### INSTRUCTIONS TO FOLLOW
Check each line of the listing below for the string "Detection", and copy the ones that have it.
+===+
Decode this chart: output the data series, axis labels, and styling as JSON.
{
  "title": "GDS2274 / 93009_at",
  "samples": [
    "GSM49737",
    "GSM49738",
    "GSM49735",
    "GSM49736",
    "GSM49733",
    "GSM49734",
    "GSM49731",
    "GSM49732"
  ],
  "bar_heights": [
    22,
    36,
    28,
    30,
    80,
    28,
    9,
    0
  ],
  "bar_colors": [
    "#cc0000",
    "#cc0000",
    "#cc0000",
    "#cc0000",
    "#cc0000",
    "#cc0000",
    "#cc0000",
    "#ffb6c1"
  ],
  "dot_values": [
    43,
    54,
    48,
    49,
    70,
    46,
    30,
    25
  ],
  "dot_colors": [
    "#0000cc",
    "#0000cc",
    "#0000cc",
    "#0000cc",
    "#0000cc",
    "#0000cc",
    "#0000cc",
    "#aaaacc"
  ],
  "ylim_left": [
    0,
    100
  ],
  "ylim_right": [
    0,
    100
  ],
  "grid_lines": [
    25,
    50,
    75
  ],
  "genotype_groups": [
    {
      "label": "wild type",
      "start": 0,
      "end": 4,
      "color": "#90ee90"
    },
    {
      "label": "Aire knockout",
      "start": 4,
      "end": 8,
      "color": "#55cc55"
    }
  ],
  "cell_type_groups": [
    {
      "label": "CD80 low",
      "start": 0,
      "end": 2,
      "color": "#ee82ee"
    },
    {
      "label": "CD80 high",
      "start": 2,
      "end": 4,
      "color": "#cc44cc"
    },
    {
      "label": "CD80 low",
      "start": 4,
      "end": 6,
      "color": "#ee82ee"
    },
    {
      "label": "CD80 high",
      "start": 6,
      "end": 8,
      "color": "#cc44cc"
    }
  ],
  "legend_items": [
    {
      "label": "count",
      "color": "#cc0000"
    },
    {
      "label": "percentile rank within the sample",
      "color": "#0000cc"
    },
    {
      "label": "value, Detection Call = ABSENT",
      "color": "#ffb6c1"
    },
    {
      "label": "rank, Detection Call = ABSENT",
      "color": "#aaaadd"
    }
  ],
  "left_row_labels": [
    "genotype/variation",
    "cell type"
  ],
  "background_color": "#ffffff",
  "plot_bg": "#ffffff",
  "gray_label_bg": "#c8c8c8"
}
+===+
### FINAL RESULT
      "label": "value, Detection Call = ABSENT",
      "label": "rank, Detection Call = ABSENT",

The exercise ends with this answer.